- What the task requires
Report only how many lines of the entries below contain the string "title".

--- START OF Task material ---

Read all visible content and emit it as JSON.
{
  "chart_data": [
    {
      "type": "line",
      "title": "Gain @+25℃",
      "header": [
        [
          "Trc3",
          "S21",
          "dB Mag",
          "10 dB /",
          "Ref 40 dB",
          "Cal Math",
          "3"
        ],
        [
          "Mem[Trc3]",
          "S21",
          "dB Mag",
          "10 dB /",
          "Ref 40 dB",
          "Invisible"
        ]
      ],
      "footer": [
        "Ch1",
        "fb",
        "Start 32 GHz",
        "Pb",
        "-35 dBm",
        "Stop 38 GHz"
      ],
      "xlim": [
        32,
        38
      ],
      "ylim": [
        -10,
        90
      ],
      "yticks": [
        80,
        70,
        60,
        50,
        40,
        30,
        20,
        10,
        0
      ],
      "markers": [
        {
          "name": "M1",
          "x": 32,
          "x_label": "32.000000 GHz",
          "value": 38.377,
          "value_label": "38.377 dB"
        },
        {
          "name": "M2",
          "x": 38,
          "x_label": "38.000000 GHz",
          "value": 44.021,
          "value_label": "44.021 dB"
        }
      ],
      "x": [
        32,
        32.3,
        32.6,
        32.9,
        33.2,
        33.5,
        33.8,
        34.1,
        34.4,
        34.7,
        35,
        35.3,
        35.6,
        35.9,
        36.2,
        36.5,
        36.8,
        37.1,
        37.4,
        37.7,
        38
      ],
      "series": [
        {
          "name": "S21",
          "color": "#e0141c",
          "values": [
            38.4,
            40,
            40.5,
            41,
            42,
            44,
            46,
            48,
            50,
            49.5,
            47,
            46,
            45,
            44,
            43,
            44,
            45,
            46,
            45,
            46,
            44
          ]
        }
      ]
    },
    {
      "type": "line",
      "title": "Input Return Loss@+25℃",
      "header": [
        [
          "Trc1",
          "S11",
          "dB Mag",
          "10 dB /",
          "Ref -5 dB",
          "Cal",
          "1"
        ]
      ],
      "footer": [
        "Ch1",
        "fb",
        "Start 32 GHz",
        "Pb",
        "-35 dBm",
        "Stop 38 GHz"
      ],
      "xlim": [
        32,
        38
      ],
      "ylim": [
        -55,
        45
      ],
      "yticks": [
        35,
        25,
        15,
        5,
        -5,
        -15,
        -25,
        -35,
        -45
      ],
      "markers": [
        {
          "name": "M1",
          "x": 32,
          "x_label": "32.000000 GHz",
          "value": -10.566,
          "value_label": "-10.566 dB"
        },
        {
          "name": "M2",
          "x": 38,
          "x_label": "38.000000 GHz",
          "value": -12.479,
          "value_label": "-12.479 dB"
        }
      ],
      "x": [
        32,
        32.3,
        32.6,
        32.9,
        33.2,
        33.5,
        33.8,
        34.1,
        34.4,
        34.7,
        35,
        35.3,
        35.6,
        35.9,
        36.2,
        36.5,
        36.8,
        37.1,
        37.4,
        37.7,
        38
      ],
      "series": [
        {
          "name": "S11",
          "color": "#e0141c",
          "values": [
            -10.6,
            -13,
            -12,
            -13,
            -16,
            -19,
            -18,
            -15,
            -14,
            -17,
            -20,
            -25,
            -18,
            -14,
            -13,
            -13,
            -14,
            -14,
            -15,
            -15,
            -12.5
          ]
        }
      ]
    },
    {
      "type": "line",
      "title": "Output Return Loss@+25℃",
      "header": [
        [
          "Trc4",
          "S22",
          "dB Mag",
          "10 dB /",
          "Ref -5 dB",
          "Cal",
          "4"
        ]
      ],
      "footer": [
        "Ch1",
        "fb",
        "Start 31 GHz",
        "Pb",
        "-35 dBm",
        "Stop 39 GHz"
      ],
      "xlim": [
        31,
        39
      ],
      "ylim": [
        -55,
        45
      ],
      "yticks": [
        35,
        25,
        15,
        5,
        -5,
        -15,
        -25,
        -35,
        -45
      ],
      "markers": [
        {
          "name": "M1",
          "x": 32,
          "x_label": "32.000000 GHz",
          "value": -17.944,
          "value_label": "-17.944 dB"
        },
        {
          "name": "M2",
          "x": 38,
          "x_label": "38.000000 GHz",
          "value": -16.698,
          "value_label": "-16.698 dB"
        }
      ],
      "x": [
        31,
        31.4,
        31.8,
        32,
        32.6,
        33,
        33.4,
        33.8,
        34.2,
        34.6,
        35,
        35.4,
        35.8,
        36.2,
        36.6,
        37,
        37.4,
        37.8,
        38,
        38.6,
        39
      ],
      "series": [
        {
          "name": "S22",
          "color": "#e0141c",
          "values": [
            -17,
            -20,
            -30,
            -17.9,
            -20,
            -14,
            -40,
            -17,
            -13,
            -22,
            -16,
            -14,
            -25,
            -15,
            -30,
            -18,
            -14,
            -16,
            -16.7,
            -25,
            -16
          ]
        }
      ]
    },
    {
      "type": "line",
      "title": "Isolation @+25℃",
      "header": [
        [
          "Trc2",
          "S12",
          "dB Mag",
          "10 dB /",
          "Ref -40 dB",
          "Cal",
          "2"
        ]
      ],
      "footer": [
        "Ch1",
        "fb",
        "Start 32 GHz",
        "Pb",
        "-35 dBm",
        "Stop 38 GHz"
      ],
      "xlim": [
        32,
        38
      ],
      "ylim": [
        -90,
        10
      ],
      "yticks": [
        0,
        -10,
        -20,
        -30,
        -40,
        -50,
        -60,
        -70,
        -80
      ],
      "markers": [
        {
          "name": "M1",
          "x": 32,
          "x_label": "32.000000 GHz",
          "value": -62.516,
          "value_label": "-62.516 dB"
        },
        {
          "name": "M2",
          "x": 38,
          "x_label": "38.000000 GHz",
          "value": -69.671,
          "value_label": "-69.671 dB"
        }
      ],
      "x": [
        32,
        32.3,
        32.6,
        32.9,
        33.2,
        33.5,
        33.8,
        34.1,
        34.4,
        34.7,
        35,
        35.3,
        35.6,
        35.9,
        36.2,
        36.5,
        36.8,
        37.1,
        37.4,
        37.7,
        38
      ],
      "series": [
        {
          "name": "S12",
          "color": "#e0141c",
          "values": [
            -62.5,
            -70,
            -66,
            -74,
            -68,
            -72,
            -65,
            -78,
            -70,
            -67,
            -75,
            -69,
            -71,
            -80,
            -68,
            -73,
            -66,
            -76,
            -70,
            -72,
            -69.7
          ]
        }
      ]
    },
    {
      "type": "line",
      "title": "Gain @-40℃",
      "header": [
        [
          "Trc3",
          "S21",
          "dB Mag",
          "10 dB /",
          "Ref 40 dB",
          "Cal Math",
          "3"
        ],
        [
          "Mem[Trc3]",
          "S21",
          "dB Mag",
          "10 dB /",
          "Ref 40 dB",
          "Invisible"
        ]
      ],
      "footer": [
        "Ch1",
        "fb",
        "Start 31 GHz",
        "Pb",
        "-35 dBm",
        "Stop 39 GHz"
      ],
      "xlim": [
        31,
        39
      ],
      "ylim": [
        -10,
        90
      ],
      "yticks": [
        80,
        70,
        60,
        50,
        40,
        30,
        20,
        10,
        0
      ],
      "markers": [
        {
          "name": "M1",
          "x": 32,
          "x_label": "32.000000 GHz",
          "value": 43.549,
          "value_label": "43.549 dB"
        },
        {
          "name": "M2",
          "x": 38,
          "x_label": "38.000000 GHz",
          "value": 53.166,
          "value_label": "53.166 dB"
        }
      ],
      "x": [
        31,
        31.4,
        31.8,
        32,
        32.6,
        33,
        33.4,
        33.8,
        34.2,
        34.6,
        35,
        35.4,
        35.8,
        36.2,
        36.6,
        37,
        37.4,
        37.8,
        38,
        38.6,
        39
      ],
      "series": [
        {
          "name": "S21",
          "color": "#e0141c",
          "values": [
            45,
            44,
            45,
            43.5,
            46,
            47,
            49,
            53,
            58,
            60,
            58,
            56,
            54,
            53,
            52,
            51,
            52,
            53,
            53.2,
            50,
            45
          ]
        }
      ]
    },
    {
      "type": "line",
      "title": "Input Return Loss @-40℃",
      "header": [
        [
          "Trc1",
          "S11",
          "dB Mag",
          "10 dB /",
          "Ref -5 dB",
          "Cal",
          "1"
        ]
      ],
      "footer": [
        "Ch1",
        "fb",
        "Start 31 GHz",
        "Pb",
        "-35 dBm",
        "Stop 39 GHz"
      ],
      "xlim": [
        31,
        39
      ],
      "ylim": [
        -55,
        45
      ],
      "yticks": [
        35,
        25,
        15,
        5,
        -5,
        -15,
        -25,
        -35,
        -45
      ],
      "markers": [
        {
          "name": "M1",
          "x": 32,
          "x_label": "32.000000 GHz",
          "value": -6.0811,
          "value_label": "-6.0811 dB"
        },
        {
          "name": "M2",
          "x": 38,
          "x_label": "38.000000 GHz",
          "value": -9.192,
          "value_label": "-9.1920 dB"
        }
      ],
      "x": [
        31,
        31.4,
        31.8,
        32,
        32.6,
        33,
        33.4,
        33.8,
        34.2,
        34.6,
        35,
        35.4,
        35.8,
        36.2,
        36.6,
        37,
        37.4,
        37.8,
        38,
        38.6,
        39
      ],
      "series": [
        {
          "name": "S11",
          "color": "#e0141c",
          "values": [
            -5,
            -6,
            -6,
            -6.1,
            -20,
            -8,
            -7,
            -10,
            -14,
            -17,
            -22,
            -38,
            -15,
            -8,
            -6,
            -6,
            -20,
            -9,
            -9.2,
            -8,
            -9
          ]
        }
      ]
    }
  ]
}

--- END OF Task material ---

- Answer below
6